| Problem statement |
Give every line of the material again, exactly as written.

Excerpt from a dataset:
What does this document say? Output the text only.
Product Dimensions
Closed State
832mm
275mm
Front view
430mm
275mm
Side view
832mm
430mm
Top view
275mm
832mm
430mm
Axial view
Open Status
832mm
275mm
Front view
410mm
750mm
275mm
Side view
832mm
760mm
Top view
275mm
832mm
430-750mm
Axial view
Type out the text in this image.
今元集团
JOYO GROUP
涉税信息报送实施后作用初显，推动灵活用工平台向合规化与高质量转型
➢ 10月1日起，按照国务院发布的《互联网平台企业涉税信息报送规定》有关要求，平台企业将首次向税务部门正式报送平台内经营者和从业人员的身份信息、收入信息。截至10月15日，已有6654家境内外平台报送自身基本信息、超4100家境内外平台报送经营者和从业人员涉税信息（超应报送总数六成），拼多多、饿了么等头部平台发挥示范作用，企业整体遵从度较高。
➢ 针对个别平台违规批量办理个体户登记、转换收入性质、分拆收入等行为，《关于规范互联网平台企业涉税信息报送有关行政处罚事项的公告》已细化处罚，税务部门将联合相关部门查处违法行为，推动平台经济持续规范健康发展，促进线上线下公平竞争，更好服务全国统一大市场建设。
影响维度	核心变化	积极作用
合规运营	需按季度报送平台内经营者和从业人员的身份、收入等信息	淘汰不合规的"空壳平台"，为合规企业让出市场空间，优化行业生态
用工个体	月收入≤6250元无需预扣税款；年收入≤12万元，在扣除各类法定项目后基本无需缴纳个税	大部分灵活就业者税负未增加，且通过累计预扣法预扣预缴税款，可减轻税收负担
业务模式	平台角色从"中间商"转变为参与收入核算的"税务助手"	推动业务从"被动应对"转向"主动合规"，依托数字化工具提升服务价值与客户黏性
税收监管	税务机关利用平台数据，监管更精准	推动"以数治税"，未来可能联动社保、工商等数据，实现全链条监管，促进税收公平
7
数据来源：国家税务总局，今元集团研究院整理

| Complete response |
What does this document say? Output the text only.
Product Dimensions
Closed State
832mm
275mm
Front view
430mm
275mm
Side view
832mm
430mm
Top view
275mm
832mm
430mm
Axial view
Open Status
832mm
275mm
Front view
410mm
750mm
275mm
Side view
832mm
760mm
Top view
275mm
832mm
430-750mm
Axial view
Type out the text in this image.
今元集团
JOYO GROUP
涉税信息报送实施后作用初显，推动灵活用工平台向合规化与高质量转型
➢ 10月1日起，按照国务院发布的《互联网平台企业涉税信息报送规定》有关要求，平台企业将首次向税务部门正式报送平台内经营者和从业人员的身份信息、收入信息。截至10月15日，已有6654家境内外平台报送自身基本信息、超4100家境内外平台报送经营者和从业人员涉税信息（超应报送总数六成），拼多多、饿了么等头部平台发挥示范作用，企业整体遵从度较高。
➢ 针对个别平台违规批量办理个体户登记、转换收入性质、分拆收入等行为，《关于规范互联网平台企业涉税信息报送有关行政处罚事项的公告》已细化处罚，税务部门将联合相关部门查处违法行为，推动平台经济持续规范健康发展，促进线上线下公平竞争，更好服务全国统一大市场建设。
影响维度	核心变化	积极作用
合规运营	需按季度报送平台内经营者和从业人员的身份、收入等信息	淘汰不合规的"空壳平台"，为合规企业让出市场空间，优化行业生态
用工个体	月收入≤6250元无需预扣税款；年收入≤12万元，在扣除各类法定项目后基本无需缴纳个税	大部分灵活就业者税负未增加，且通过累计预扣法预扣预缴税款，可减轻税收负担
业务模式	平台角色从"中间商"转变为参与收入核算的"税务助手"	推动业务从"被动应对"转向"主动合规"，依托数字化工具提升服务价值与客户黏性
税收监管	税务机关利用平台数据，监管更精准	推动"以数治税"，未来可能联动社保、工商等数据，实现全链条监管，促进税收公平
7
数据来源：国家税务总局，今元集团研究院整理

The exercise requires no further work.